Find all lines in the records that include the word "monto", and copy them out.

Data for the task:
>> Start

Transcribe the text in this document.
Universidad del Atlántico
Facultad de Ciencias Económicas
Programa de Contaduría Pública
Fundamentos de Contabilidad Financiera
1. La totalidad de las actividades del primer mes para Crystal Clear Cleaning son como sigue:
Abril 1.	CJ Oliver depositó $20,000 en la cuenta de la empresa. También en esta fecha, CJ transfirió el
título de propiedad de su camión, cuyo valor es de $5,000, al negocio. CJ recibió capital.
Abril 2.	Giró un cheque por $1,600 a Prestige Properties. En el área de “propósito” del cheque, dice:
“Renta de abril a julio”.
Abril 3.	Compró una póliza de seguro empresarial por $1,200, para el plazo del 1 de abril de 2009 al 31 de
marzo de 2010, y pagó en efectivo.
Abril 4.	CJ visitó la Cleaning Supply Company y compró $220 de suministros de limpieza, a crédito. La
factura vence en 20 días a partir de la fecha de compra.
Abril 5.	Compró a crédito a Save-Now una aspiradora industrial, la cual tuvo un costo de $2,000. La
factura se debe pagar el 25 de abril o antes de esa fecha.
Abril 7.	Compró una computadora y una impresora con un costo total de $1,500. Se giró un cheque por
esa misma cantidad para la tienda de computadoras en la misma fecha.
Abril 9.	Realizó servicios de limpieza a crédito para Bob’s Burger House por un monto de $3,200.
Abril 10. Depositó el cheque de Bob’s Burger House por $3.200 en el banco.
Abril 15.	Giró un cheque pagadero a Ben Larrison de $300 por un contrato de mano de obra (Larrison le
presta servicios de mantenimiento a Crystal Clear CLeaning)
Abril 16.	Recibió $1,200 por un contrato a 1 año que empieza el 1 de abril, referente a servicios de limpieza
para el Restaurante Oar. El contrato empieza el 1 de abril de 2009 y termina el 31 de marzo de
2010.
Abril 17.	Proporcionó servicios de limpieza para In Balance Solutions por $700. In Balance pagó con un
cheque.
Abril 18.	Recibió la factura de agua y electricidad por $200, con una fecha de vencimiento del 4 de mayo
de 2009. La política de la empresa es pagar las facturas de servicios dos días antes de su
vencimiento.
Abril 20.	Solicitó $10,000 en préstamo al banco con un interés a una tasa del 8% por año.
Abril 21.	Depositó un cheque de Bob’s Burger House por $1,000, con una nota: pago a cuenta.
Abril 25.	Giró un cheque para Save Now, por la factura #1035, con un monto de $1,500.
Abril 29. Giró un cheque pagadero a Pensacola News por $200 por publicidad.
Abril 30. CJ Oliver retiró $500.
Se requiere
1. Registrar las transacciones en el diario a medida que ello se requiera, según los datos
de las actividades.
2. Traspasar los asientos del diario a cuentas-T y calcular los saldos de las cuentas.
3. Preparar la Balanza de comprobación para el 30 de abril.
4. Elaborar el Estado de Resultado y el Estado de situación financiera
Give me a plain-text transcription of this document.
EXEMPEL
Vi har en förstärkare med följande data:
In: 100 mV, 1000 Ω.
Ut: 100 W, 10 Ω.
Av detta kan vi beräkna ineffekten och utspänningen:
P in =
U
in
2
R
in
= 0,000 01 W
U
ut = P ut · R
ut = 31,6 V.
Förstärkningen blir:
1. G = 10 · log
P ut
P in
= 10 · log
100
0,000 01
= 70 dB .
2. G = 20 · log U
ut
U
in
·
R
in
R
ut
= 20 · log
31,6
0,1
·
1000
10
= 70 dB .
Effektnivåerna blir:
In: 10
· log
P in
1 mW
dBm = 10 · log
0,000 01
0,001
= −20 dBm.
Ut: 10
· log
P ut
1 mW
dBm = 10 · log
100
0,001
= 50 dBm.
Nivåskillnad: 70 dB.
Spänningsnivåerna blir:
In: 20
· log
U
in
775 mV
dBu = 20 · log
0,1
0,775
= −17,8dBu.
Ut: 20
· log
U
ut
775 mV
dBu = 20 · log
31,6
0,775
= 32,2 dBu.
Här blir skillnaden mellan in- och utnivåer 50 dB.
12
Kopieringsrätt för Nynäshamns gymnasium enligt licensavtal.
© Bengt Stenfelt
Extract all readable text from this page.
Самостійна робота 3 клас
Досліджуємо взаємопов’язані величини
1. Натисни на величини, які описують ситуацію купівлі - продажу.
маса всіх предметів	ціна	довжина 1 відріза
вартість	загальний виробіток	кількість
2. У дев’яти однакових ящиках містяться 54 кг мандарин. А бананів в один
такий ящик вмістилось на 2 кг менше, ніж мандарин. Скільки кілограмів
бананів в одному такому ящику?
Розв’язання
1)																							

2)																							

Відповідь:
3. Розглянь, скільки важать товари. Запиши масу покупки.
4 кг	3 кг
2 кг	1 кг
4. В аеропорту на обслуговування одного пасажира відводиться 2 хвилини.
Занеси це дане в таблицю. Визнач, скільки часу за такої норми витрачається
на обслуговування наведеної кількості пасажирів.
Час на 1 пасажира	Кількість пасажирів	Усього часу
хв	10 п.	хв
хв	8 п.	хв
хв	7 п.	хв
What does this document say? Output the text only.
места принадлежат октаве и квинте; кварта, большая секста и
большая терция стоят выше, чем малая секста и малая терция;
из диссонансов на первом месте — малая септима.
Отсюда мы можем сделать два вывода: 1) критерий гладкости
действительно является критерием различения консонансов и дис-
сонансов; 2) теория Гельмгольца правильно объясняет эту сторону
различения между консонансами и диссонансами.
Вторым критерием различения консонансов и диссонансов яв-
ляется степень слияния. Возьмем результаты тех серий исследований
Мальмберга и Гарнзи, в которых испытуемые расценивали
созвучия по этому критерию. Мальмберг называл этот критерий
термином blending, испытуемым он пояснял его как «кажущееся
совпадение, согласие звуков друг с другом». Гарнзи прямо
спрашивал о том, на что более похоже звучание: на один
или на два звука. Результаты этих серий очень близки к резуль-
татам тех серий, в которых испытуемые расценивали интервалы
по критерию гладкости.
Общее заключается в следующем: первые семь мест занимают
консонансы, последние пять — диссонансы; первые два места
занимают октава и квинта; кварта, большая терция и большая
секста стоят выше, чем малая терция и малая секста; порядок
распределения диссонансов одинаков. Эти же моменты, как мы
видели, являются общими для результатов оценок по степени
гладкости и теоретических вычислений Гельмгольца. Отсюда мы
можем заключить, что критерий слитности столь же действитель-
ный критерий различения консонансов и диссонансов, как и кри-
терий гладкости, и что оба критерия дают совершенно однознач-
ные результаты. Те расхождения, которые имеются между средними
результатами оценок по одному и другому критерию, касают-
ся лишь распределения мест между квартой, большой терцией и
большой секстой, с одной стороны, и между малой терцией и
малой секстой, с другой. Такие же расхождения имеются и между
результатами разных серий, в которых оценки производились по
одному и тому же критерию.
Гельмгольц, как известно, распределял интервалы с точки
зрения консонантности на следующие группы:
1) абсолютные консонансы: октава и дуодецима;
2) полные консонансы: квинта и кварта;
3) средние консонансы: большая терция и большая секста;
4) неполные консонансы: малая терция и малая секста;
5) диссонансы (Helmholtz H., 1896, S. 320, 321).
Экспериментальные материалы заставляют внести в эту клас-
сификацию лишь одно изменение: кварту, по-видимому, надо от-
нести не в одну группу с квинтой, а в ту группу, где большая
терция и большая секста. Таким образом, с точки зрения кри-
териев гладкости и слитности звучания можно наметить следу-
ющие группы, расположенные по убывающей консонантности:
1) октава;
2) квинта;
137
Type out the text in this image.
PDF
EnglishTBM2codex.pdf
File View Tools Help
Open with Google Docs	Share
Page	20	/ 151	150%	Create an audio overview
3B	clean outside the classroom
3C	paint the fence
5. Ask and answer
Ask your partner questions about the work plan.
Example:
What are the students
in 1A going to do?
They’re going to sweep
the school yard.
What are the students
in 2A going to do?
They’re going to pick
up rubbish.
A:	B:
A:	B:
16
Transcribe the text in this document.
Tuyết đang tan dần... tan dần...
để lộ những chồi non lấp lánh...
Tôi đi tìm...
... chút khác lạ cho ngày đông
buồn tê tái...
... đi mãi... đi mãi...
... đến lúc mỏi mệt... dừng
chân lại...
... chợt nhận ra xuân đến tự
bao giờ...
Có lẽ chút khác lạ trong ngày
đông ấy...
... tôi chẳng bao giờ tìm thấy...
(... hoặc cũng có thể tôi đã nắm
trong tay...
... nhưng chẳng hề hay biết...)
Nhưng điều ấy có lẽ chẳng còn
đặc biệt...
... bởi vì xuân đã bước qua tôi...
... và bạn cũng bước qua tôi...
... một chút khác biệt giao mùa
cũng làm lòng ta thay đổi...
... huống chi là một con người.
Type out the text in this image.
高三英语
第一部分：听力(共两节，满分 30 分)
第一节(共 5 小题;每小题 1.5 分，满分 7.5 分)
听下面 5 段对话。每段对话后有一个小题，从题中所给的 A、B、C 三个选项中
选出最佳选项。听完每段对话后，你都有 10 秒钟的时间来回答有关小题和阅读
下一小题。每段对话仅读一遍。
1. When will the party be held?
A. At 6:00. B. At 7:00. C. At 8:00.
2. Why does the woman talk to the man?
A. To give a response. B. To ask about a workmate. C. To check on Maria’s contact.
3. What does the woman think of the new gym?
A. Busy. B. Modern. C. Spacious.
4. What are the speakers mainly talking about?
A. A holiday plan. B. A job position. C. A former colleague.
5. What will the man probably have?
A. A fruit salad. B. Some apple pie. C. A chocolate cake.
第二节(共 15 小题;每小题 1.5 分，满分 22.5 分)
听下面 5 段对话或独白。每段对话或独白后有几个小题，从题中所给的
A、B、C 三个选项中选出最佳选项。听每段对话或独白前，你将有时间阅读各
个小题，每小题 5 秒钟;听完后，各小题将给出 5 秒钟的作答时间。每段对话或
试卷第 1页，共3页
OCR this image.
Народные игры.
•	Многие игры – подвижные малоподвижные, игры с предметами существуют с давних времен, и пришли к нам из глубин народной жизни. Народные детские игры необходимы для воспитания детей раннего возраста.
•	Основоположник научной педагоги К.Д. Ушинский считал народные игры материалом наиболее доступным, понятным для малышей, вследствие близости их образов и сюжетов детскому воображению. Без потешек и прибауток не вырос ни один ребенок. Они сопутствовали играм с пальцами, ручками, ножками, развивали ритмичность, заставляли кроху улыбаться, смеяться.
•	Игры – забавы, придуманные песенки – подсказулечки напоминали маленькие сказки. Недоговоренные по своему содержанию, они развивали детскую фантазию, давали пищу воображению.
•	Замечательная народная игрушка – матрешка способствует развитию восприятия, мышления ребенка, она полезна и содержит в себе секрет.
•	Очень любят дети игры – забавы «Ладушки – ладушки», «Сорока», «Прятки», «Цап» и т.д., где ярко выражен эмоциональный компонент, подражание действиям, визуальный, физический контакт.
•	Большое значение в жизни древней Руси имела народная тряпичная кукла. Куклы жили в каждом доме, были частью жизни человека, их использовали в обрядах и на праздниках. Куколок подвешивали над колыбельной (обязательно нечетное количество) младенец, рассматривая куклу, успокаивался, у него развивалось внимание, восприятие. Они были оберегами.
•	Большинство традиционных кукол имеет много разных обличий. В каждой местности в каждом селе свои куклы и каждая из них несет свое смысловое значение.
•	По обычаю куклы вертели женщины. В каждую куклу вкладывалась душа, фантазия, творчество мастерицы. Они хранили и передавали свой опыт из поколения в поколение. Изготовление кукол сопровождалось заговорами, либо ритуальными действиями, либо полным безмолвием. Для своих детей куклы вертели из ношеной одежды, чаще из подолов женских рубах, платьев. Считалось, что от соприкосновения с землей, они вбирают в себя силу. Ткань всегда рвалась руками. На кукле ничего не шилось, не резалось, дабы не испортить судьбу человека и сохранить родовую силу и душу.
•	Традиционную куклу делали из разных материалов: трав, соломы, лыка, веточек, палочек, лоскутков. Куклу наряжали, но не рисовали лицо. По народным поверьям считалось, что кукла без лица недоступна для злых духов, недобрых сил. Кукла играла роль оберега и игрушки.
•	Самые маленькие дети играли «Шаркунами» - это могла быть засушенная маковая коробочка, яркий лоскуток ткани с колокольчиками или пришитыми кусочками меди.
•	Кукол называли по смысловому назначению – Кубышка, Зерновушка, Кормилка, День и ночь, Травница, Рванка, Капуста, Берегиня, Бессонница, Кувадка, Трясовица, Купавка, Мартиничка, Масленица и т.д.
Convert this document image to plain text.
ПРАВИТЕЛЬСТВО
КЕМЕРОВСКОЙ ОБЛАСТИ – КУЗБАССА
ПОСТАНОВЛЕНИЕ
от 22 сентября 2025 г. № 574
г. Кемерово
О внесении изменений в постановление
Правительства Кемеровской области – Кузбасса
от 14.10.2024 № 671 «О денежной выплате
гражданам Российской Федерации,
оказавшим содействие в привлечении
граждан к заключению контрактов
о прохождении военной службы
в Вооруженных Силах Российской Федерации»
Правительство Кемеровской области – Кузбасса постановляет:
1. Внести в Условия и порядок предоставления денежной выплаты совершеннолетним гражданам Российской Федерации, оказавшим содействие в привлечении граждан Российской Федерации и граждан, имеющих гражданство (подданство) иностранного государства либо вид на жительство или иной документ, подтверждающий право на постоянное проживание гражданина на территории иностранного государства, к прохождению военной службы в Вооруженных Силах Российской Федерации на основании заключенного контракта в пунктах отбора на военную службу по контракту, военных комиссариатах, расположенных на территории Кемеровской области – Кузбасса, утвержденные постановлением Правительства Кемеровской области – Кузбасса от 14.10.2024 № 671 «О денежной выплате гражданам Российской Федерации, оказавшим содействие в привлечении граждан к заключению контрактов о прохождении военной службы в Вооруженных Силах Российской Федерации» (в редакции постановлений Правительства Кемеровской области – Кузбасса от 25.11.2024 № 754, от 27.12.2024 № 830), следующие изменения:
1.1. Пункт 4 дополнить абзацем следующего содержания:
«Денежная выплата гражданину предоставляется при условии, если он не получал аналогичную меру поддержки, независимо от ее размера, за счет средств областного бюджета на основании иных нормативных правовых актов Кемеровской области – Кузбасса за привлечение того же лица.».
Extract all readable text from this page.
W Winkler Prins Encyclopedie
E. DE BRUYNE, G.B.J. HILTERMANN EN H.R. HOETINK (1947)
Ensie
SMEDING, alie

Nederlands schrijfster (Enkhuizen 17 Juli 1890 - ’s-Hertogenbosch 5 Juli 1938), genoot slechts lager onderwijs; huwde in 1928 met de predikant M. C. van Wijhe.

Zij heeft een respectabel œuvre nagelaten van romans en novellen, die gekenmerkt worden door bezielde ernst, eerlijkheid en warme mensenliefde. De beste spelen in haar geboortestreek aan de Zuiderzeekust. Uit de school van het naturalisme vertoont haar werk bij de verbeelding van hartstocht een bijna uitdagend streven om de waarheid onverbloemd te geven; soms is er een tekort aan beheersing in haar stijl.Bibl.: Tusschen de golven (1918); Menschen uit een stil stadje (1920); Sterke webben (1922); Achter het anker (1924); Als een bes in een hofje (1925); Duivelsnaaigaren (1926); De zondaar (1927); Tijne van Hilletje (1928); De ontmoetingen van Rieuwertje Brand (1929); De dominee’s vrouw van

>> End

Output for this task:
Abril 9.	Realizó servicios de limpieza a crédito para Bob’s Burger House por un monto de $3,200.
Abril 25.	Giró un cheque para Save Now, por la factura #1035, con un monto de $1,500.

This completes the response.